* [DESCRIPTION OF THE TASK] Write out the records beneath this line exactly as they appear, minus any images.

++++

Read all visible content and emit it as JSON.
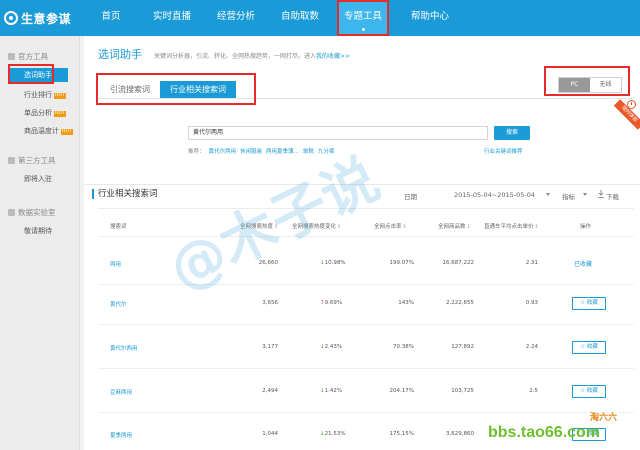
{
  "app": {
    "name": "生意参谋",
    "nav": [
      "首页",
      "实时直播",
      "经营分析",
      "自助取数",
      "专题工具",
      "帮助中心"
    ],
    "active_nav": "专题工具"
  },
  "sidebar": {
    "groups": [
      {
        "title": "官方工具",
        "items": [
          "选词助手",
          "行业排行",
          "单品分析",
          "商品温度计"
        ]
      },
      {
        "title": "第三方工具",
        "items": [
          "即将入驻"
        ]
      },
      {
        "title": "数据实验室",
        "items": [
          "敬请期待"
        ]
      }
    ],
    "active_item": "选词助手",
    "hot_badge": "HOT"
  },
  "page": {
    "title": "选词助手",
    "description": "关键词分析器，引流、转化、全网热搜趋势，一网打尽。进入",
    "favorites_link": "我的收藏>>",
    "tabs": [
      "引流搜索词",
      "行业相关搜索词"
    ],
    "device": {
      "on": "PC",
      "off": "无线"
    },
    "ribbon": "限时体验"
  },
  "search": {
    "value": "黄代尔两用",
    "button": "搜索",
    "rec_label": "推荐：",
    "recommendations": [
      "黄代尔两用",
      "休闲服装",
      "两用夏季薄...",
      "单靴",
      "九分裤"
    ],
    "suggest_link": "行业关键词推荐"
  },
  "section": {
    "title": "行业相关搜索词",
    "date_label": "日期",
    "date_range": "2015-05-04~2015-05-04",
    "metric_label": "指标",
    "download_label": "下载"
  },
  "table": {
    "headers": [
      "搜索词",
      "全网搜索热度",
      "全网搜索热度变化",
      "全网点击率",
      "全网商品数",
      "直通车平均点击单价",
      "操作"
    ],
    "rows": [
      {
        "keyword": "两用",
        "heat": "26,660",
        "change": "10.98%",
        "dir": "up",
        "ctr": "199.07%",
        "items": "16,687,222",
        "cpc": "2.31",
        "action": "已收藏"
      },
      {
        "keyword": "黄代尔",
        "heat": "3,656",
        "change": "9.69%",
        "dir": "down",
        "ctr": "143%",
        "items": "2,222,655",
        "cpc": "0.93",
        "action": "收藏"
      },
      {
        "keyword": "黄代尔两用",
        "heat": "3,177",
        "change": "2.43%",
        "dir": "up",
        "ctr": "70.38%",
        "items": "127,892",
        "cpc": "2.24",
        "action": "收藏"
      },
      {
        "keyword": "豆麻两用",
        "heat": "2,494",
        "change": "1.42%",
        "dir": "up",
        "ctr": "204.17%",
        "items": "103,725",
        "cpc": "2.5",
        "action": "收藏"
      },
      {
        "keyword": "夏季两用",
        "heat": "1,044",
        "change": "21.53%",
        "dir": "up",
        "ctr": "175.15%",
        "items": "3,629,860",
        "cpc": "",
        "action": "收藏"
      }
    ]
  },
  "watermarks": {
    "big": "@木子说",
    "site": "bbs.tao66.com",
    "brand": "淘六六"
  },
  "colors": {
    "primary": "#1a9ad6",
    "highlight": "#e52b2b",
    "ribbon": "#e85a2a",
    "up": "#3a9d3a",
    "down": "#d9534f"
  }
}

++++

* [EXPECTED OUTPUT]
Read all visible content and emit it as JSON.
{
  "app": {
    "name": "生意参谋",
    "nav": [
      "首页",
      "实时直播",
      "经营分析",
      "自助取数",
      "专题工具",
      "帮助中心"
    ],
    "active_nav": "专题工具"
  },
  "sidebar": {
    "groups": [
      {
        "title": "官方工具",
        "items": [
          "选词助手",
          "行业排行",
          "单品分析",
          "商品温度计"
        ]
      },
      {
        "title": "第三方工具",
        "items": [
          "即将入驻"
        ]
      },
      {
        "title": "数据实验室",
        "items": [
          "敬请期待"
        ]
      }
    ],
    "active_item": "选词助手",
    "hot_badge": "HOT"
  },
  "page": {
    "title": "选词助手",
    "description": "关键词分析器，引流、转化、全网热搜趋势，一网打尽。进入",
    "favorites_link": "我的收藏>>",
    "tabs": [
      "引流搜索词",
      "行业相关搜索词"
    ],
    "device": {
      "on": "PC",
      "off": "无线"
    },
    "ribbon": "限时体验"
  },
  "search": {
    "value": "黄代尔两用",
    "button": "搜索",
    "rec_label": "推荐：",
    "recommendations": [
      "黄代尔两用",
      "休闲服装",
      "两用夏季薄...",
      "单靴",
      "九分裤"
    ],
    "suggest_link": "行业关键词推荐"
  },
  "section": {
    "title": "行业相关搜索词",
    "date_label": "日期",
    "date_range": "2015-05-04~2015-05-04",
    "metric_label": "指标",
    "download_label": "下载"
  },
  "table": {
    "headers": [
      "搜索词",
      "全网搜索热度",
      "全网搜索热度变化",
      "全网点击率",
      "全网商品数",
      "直通车平均点击单价",
      "操作"
    ],
    "rows": [
      {
        "keyword": "两用",
        "heat": "26,660",
        "change": "10.98%",
        "dir": "up",
        "ctr": "199.07%",
        "items": "16,687,222",
        "cpc": "2.31",
        "action": "已收藏"
      },
      {
        "keyword": "黄代尔",
        "heat": "3,656",
        "change": "9.69%",
        "dir": "down",
        "ctr": "143%",
        "items": "2,222,655",
        "cpc": "0.93",
        "action": "收藏"
      },
      {
        "keyword": "黄代尔两用",
        "heat": "3,177",
        "change": "2.43%",
        "dir": "up",
        "ctr": "70.38%",
        "items": "127,892",
        "cpc": "2.24",
        "action": "收藏"
      },
      {
        "keyword": "豆麻两用",
        "heat": "2,494",
        "change": "1.42%",
        "dir": "up",
        "ctr": "204.17%",
        "items": "103,725",
        "cpc": "2.5",
        "action": "收藏"
      },
      {
        "keyword": "夏季两用",
        "heat": "1,044",
        "change": "21.53%",
        "dir": "up",
        "ctr": "175.15%",
        "items": "3,629,860",
        "cpc": "",
        "action": "收藏"
      }
    ]
  },
  "watermarks": {
    "big": "@木子说",
    "site": "bbs.tao66.com",
    "brand": "淘六六"
  },
  "colors": {
    "primary": "#1a9ad6",
    "highlight": "#e52b2b",
    "ribbon": "#e85a2a",
    "up": "#3a9d3a",
    "down": "#d9534f"
  }
}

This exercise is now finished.